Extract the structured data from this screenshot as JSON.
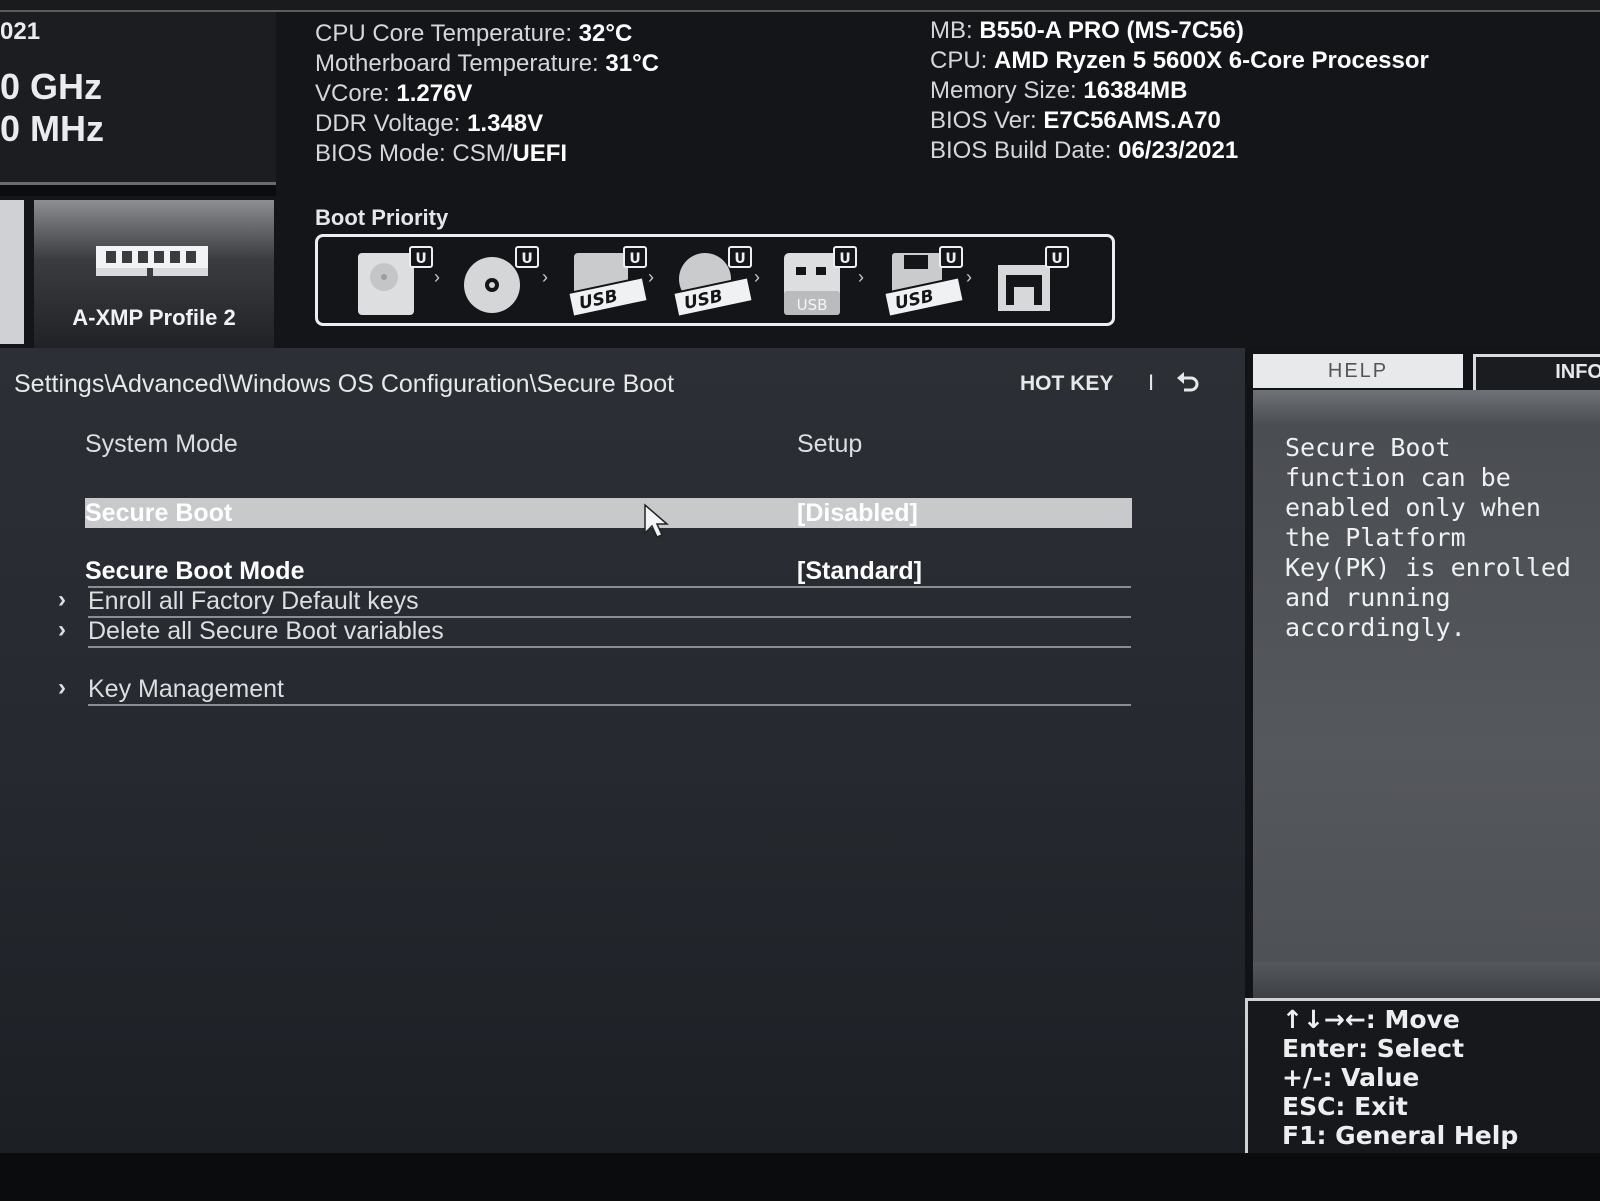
{
  "clock": {
    "year_fragment": "021",
    "cpu_speed_fragment": "0 GHz",
    "ddr_speed_fragment": "0 MHz"
  },
  "xmp": {
    "label": "A-XMP Profile 2"
  },
  "system_info": {
    "left": [
      {
        "label": "CPU Core Temperature: ",
        "value": "32°C"
      },
      {
        "label": "Motherboard Temperature: ",
        "value": "31°C"
      },
      {
        "label": "VCore: ",
        "value": "1.276V"
      },
      {
        "label": "DDR Voltage: ",
        "value": "1.348V"
      },
      {
        "label": "BIOS Mode: CSM/",
        "value": "UEFI"
      }
    ],
    "right": [
      {
        "label": "MB: ",
        "value": "B550-A PRO (MS-7C56)"
      },
      {
        "label": "CPU: ",
        "value": "AMD Ryzen 5 5600X 6-Core Processor"
      },
      {
        "label": "Memory Size: ",
        "value": "16384MB"
      },
      {
        "label": "BIOS Ver: ",
        "value": "E7C56AMS.A70"
      },
      {
        "label": "BIOS Build Date: ",
        "value": "06/23/2021"
      }
    ]
  },
  "boot_priority": {
    "title": "Boot Priority",
    "devices": [
      {
        "icon": "hard-disk-icon",
        "badge": "U",
        "text": ""
      },
      {
        "icon": "optical-disc-icon",
        "badge": "U",
        "text": ""
      },
      {
        "icon": "usb-hard-disk-icon",
        "badge": "U",
        "text": "USB"
      },
      {
        "icon": "usb-optical-disc-icon",
        "badge": "U",
        "text": "USB"
      },
      {
        "icon": "usb-key-icon",
        "badge": "U",
        "text": "USB"
      },
      {
        "icon": "usb-floppy-icon",
        "badge": "U",
        "text": "USB"
      },
      {
        "icon": "network-icon",
        "badge": "U",
        "text": ""
      }
    ]
  },
  "breadcrumb": "Settings\\Advanced\\Windows OS Configuration\\Secure Boot",
  "hotkey": {
    "label": "HOT KEY",
    "separator": "I"
  },
  "settings": {
    "system_mode": {
      "label": "System Mode",
      "value": "Setup"
    },
    "secure_boot": {
      "label": "Secure Boot",
      "value": "[Disabled]"
    },
    "secure_boot_mode": {
      "label": "Secure Boot Mode",
      "value": "[Standard]"
    },
    "enroll_keys": {
      "label": "Enroll all Factory Default keys"
    },
    "delete_vars": {
      "label": "Delete all Secure Boot variables"
    },
    "key_management": {
      "label": "Key Management"
    }
  },
  "help": {
    "tab_help": "HELP",
    "tab_info": "INFO",
    "text": "Secure Boot\nfunction can be\nenabled only when\nthe Platform\nKey(PK) is enrolled\nand running\naccordingly.",
    "keys": [
      "↑↓→←: Move",
      "Enter: Select",
      "+/-: Value",
      "ESC: Exit",
      "F1: General Help"
    ]
  },
  "colors": {
    "selected_row": "#c7c9cb",
    "background": "#262a30",
    "text": "#dcdee0"
  }
}
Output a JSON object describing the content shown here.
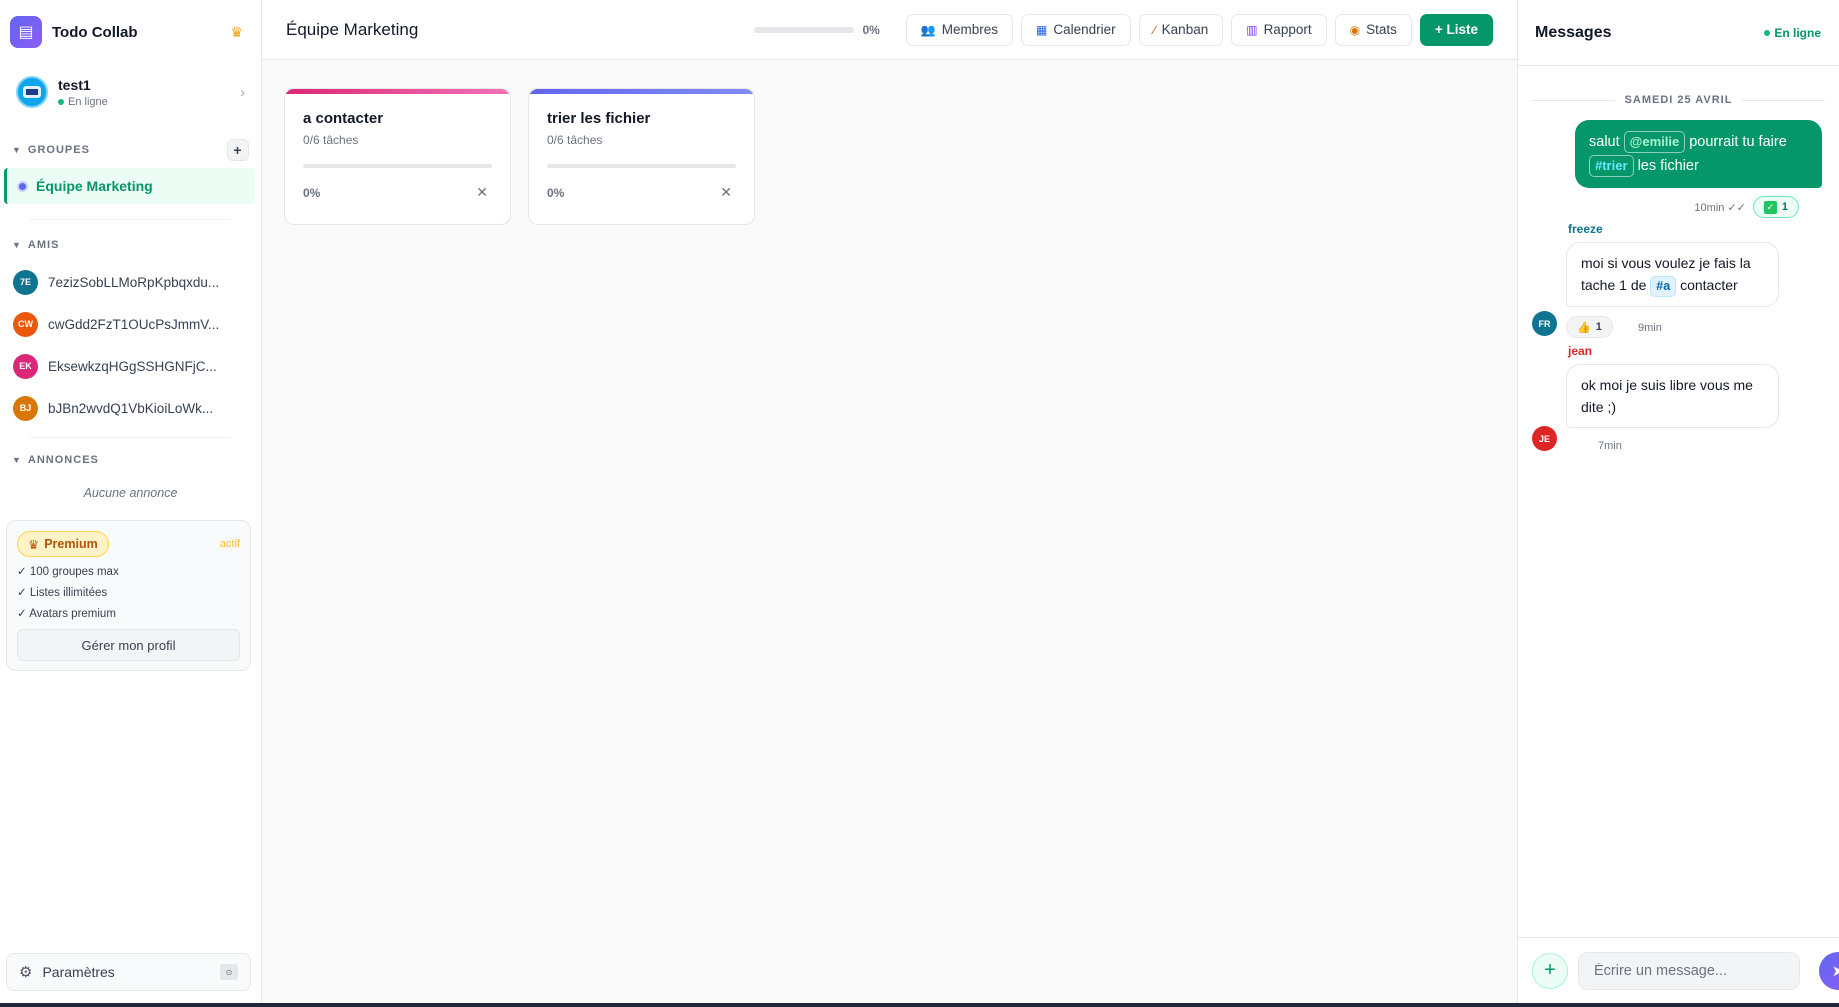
{
  "app": {
    "name": "Todo Collab"
  },
  "user": {
    "name": "test1",
    "status": "En ligne"
  },
  "sidebar": {
    "groups_title": "GROUPES",
    "groups": [
      {
        "label": "Équipe Marketing",
        "active": true
      }
    ],
    "friends_title": "AMIS",
    "friends": [
      {
        "initials": "7E",
        "name": "7ezizSobLLMoRpKpbqxdu...",
        "color": "#0e7490"
      },
      {
        "initials": "CW",
        "name": "cwGdd2FzT1OUcPsJmmV...",
        "color": "#ea580c"
      },
      {
        "initials": "EK",
        "name": "EksewkzqHGgSSHGNFjC...",
        "color": "#db2777"
      },
      {
        "initials": "BJ",
        "name": "bJBn2wvdQ1VbKioiLoWk...",
        "color": "#d97706"
      }
    ],
    "announcements_title": "ANNONCES",
    "announcements_empty": "Aucune annonce",
    "premium": {
      "badge": "Premium",
      "status": "actif",
      "features": [
        "✓ 100 groupes max",
        "✓ Listes illimitées",
        "✓ Avatars premium"
      ],
      "manage_label": "Gérer mon profil"
    },
    "settings_label": "Paramètres",
    "settings_key": "⊙"
  },
  "main": {
    "title": "Équipe Marketing",
    "progress": {
      "value": 0,
      "label": "0%"
    },
    "toolbar": {
      "members": "Membres",
      "calendar": "Calendrier",
      "kanban": "Kanban",
      "report": "Rapport",
      "stats": "Stats",
      "new_list": "+ Liste"
    },
    "lists": [
      {
        "title": "a contacter",
        "count": "0/6 tâches",
        "progress": 0,
        "pct": "0%",
        "stripe": [
          "#db2777",
          "#f472b6"
        ]
      },
      {
        "title": "trier les fichier",
        "count": "0/6 tâches",
        "progress": 0,
        "pct": "0%",
        "stripe": [
          "#6366f1",
          "#818cf8"
        ]
      }
    ]
  },
  "chat": {
    "title": "Messages",
    "status": "En ligne",
    "date_separator": "SAMEDI 25 AVRIL",
    "my_message": {
      "parts": [
        "salut",
        "@emilie",
        "pourrait tu faire",
        "#trier",
        "les fichier"
      ],
      "time": "10min ✓✓",
      "reaction": "1"
    },
    "messages": [
      {
        "sender": "freeze",
        "sender_color": "#0e7490",
        "initials": "FR",
        "avatar_color": "#0e7490",
        "parts": [
          "moi si vous voulez je fais la tache 1 de",
          "#a",
          "contacter"
        ],
        "reaction_emoji": "👍",
        "reaction_count": "1",
        "time": "9min"
      },
      {
        "sender": "jean",
        "sender_color": "#dc2626",
        "initials": "JE",
        "avatar_color": "#dc2626",
        "text": "ok moi je suis libre vous me dite ;)",
        "time": "7min"
      }
    ],
    "composer": {
      "placeholder": "Écrire un message..."
    }
  }
}
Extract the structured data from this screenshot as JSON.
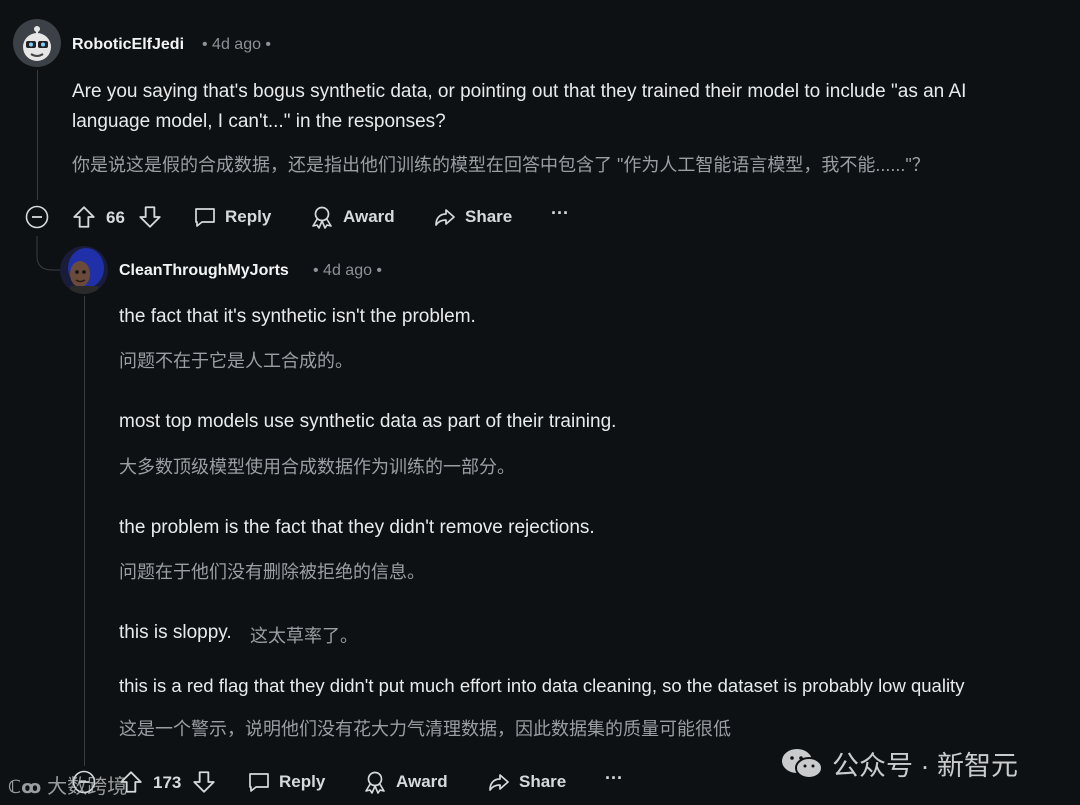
{
  "comment1": {
    "username": "RoboticElfJedi",
    "meta": "• 4d ago •",
    "text_en": "Are you saying that's bogus synthetic data, or pointing out that they trained their model to include \"as an AI language model, I can't...\" in the responses?",
    "text_en_line1": "Are you saying that's bogus synthetic data, or pointing out that they trained their model to include \"as an AI",
    "text_en_line2": "language model, I can't...\" in the responses?",
    "text_zh": "你是说这是假的合成数据，还是指出他们训练的模型在回答中包含了 \"作为人工智能语言模型，我不能......\"？",
    "votes": "66",
    "reply_label": "Reply",
    "award_label": "Award",
    "share_label": "Share",
    "more_label": "···"
  },
  "comment2": {
    "username": "CleanThroughMyJorts",
    "meta": "• 4d ago •",
    "p1_en": "the fact that it's synthetic isn't the problem.",
    "p1_zh": "问题不在于它是人工合成的。",
    "p2_en": "most top models use synthetic data as part of their training.",
    "p2_zh": "大多数顶级模型使用合成数据作为训练的一部分。",
    "p3_en": "the problem is the fact that they didn't remove rejections.",
    "p3_zh": "问题在于他们没有删除被拒绝的信息。",
    "p4_en": "this is sloppy.",
    "p4_zh": "这太草率了。",
    "p5_en": "this is a red flag that they didn't put much effort into data cleaning, so the dataset is probably low quality",
    "p5_zh": "这是一个警示，说明他们没有花大力气清理数据，因此数据集的质量可能很低",
    "votes": "173",
    "reply_label": "Reply",
    "award_label": "Award",
    "share_label": "Share",
    "more_label": "···"
  },
  "watermarks": {
    "left": "大数跨境",
    "right": "公众号 · 新智元"
  },
  "icons": [
    "collapse-icon",
    "upvote-icon",
    "downvote-icon",
    "comment-icon",
    "award-icon",
    "share-icon",
    "more-icon",
    "wechat-icon"
  ],
  "colors": {
    "background": "#0e1113",
    "text": "#e8eaec",
    "muted": "#9a9fa3",
    "line": "#3a3d3f"
  }
}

- - -

#### WHAT IS EXPECTED
Each record must be quoted in full and exactly. Do not include the pictures.

#### REPLY
Extract the structured data from this screenshot as JSON.
{
  "clock": {
    "year_fragment": "021",
    "cpu_speed_fragment": "0 GHz",
    "ddr_speed_fragment": "0 MHz"
  },
  "xmp": {
    "label": "A-XMP Profile 2"
  },
  "system_info": {
    "left": [
      {
        "label": "CPU Core Temperature: ",
        "value": "32°C"
      },
      {
        "label": "Motherboard Temperature: ",
        "value": "31°C"
      },
      {
        "label": "VCore: ",
        "value": "1.276V"
      },
      {
        "label": "DDR Voltage: ",
        "value": "1.348V"
      },
      {
        "label": "BIOS Mode: CSM/",
        "value": "UEFI"
      }
    ],
    "right": [
      {
        "label": "MB: ",
        "value": "B550-A PRO (MS-7C56)"
      },
      {
        "label": "CPU: ",
        "value": "AMD Ryzen 5 5600X 6-Core Processor"
      },
      {
        "label": "Memory Size: ",
        "value": "16384MB"
      },
      {
        "label": "BIOS Ver: ",
        "value": "E7C56AMS.A70"
      },
      {
        "label": "BIOS Build Date: ",
        "value": "06/23/2021"
      }
    ]
  },
  "boot_priority": {
    "title": "Boot Priority",
    "devices": [
      {
        "icon": "hard-disk-icon",
        "badge": "U",
        "text": ""
      },
      {
        "icon": "optical-disc-icon",
        "badge": "U",
        "text": ""
      },
      {
        "icon": "usb-hard-disk-icon",
        "badge": "U",
        "text": "USB"
      },
      {
        "icon": "usb-optical-disc-icon",
        "badge": "U",
        "text": "USB"
      },
      {
        "icon": "usb-key-icon",
        "badge": "U",
        "text": "USB"
      },
      {
        "icon": "usb-floppy-icon",
        "badge": "U",
        "text": "USB"
      },
      {
        "icon": "network-icon",
        "badge": "U",
        "text": ""
      }
    ]
  },
  "breadcrumb": "Settings\\Advanced\\Windows OS Configuration\\Secure Boot",
  "hotkey": {
    "label": "HOT KEY",
    "separator": "I"
  },
  "settings": {
    "system_mode": {
      "label": "System Mode",
      "value": "Setup"
    },
    "secure_boot": {
      "label": "Secure Boot",
      "value": "[Disabled]"
    },
    "secure_boot_mode": {
      "label": "Secure Boot Mode",
      "value": "[Standard]"
    },
    "enroll_keys": {
      "label": "Enroll all Factory Default keys"
    },
    "delete_vars": {
      "label": "Delete all Secure Boot variables"
    },
    "key_management": {
      "label": "Key Management"
    }
  },
  "help": {
    "tab_help": "HELP",
    "tab_info": "INFO",
    "text": "Secure Boot\nfunction can be\nenabled only when\nthe Platform\nKey(PK) is enrolled\nand running\naccordingly.",
    "keys": [
      "↑↓→←: Move",
      "Enter: Select",
      "+/-: Value",
      "ESC: Exit",
      "F1: General Help"
    ]
  },
  "colors": {
    "selected_row": "#c7c9cb",
    "background": "#262a30",
    "text": "#dcdee0"
  }
}
Output a JSON object describing the content shown here.
{
  "app": {
    "name": "Todo Collab"
  },
  "user": {
    "name": "test1",
    "status": "En ligne"
  },
  "sidebar": {
    "groups_title": "GROUPES",
    "groups": [
      {
        "label": "Équipe Marketing",
        "active": true
      }
    ],
    "friends_title": "AMIS",
    "friends": [
      {
        "initials": "7E",
        "name": "7ezizSobLLMoRpKpbqxdu...",
        "color": "#0e7490"
      },
      {
        "initials": "CW",
        "name": "cwGdd2FzT1OUcPsJmmV...",
        "color": "#ea580c"
      },
      {
        "initials": "EK",
        "name": "EksewkzqHGgSSHGNFjC...",
        "color": "#db2777"
      },
      {
        "initials": "BJ",
        "name": "bJBn2wvdQ1VbKioiLoWk...",
        "color": "#d97706"
      }
    ],
    "announcements_title": "ANNONCES",
    "announcements_empty": "Aucune annonce",
    "premium": {
      "badge": "Premium",
      "status": "actif",
      "features": [
        "✓ 100 groupes max",
        "✓ Listes illimitées",
        "✓ Avatars premium"
      ],
      "manage_label": "Gérer mon profil"
    },
    "settings_label": "Paramètres",
    "settings_key": "⊙"
  },
  "main": {
    "title": "Équipe Marketing",
    "progress": {
      "value": 0,
      "label": "0%"
    },
    "toolbar": {
      "members": "Membres",
      "calendar": "Calendrier",
      "kanban": "Kanban",
      "report": "Rapport",
      "stats": "Stats",
      "new_list": "+ Liste"
    },
    "lists": [
      {
        "title": "a contacter",
        "count": "0/6 tâches",
        "progress": 0,
        "pct": "0%",
        "stripe": [
          "#db2777",
          "#f472b6"
        ]
      },
      {
        "title": "trier les fichier",
        "count": "0/6 tâches",
        "progress": 0,
        "pct": "0%",
        "stripe": [
          "#6366f1",
          "#818cf8"
        ]
      }
    ]
  },
  "chat": {
    "title": "Messages",
    "status": "En ligne",
    "date_separator": "SAMEDI 25 AVRIL",
    "my_message": {
      "parts": [
        "salut",
        "@emilie",
        "pourrait tu faire",
        "#trier",
        "les fichier"
      ],
      "time": "10min ✓✓",
      "reaction": "1"
    },
    "messages": [
      {
        "sender": "freeze",
        "sender_color": "#0e7490",
        "initials": "FR",
        "avatar_color": "#0e7490",
        "parts": [
          "moi si vous voulez je fais la tache 1 de",
          "#a",
          "contacter"
        ],
        "reaction_emoji": "👍",
        "reaction_count": "1",
        "time": "9min"
      },
      {
        "sender": "jean",
        "sender_color": "#dc2626",
        "initials": "JE",
        "avatar_color": "#dc2626",
        "text": "ok moi je suis libre vous me dite ;)",
        "time": "7min"
      }
    ],
    "composer": {
      "placeholder": "Écrire un message..."
    }
  }
}
Extract the structured data from this screenshot as JSON.
{
  "comment1": {
    "username": "RoboticElfJedi",
    "meta": "• 4d ago •",
    "text_en": "Are you saying that's bogus synthetic data, or pointing out that they trained their model to include \"as an AI language model, I can't...\" in the responses?",
    "text_en_line1": "Are you saying that's bogus synthetic data, or pointing out that they trained their model to include \"as an AI",
    "text_en_line2": "language model, I can't...\" in the responses?",
    "text_zh": "你是说这是假的合成数据，还是指出他们训练的模型在回答中包含了 \"作为人工智能语言模型，我不能......\"？",
    "votes": "66",
    "reply_label": "Reply",
    "award_label": "Award",
    "share_label": "Share",
    "more_label": "···"
  },
  "comment2": {
    "username": "CleanThroughMyJorts",
    "meta": "• 4d ago •",
    "p1_en": "the fact that it's synthetic isn't the problem.",
    "p1_zh": "问题不在于它是人工合成的。",
    "p2_en": "most top models use synthetic data as part of their training.",
    "p2_zh": "大多数顶级模型使用合成数据作为训练的一部分。",
    "p3_en": "the problem is the fact that they didn't remove rejections.",
    "p3_zh": "问题在于他们没有删除被拒绝的信息。",
    "p4_en": "this is sloppy.",
    "p4_zh": "这太草率了。",
    "p5_en": "this is a red flag that they didn't put much effort into data cleaning, so the dataset is probably low quality",
    "p5_zh": "这是一个警示，说明他们没有花大力气清理数据，因此数据集的质量可能很低",
    "votes": "173",
    "reply_label": "Reply",
    "award_label": "Award",
    "share_label": "Share",
    "more_label": "···"
  },
  "watermarks": {
    "left": "大数跨境",
    "right": "公众号 · 新智元"
  },
  "icons": [
    "collapse-icon",
    "upvote-icon",
    "downvote-icon",
    "comment-icon",
    "award-icon",
    "share-icon",
    "more-icon",
    "wechat-icon"
  ],
  "colors": {
    "background": "#0e1113",
    "text": "#e8eaec",
    "muted": "#9a9fa3",
    "line": "#3a3d3f"
  }
}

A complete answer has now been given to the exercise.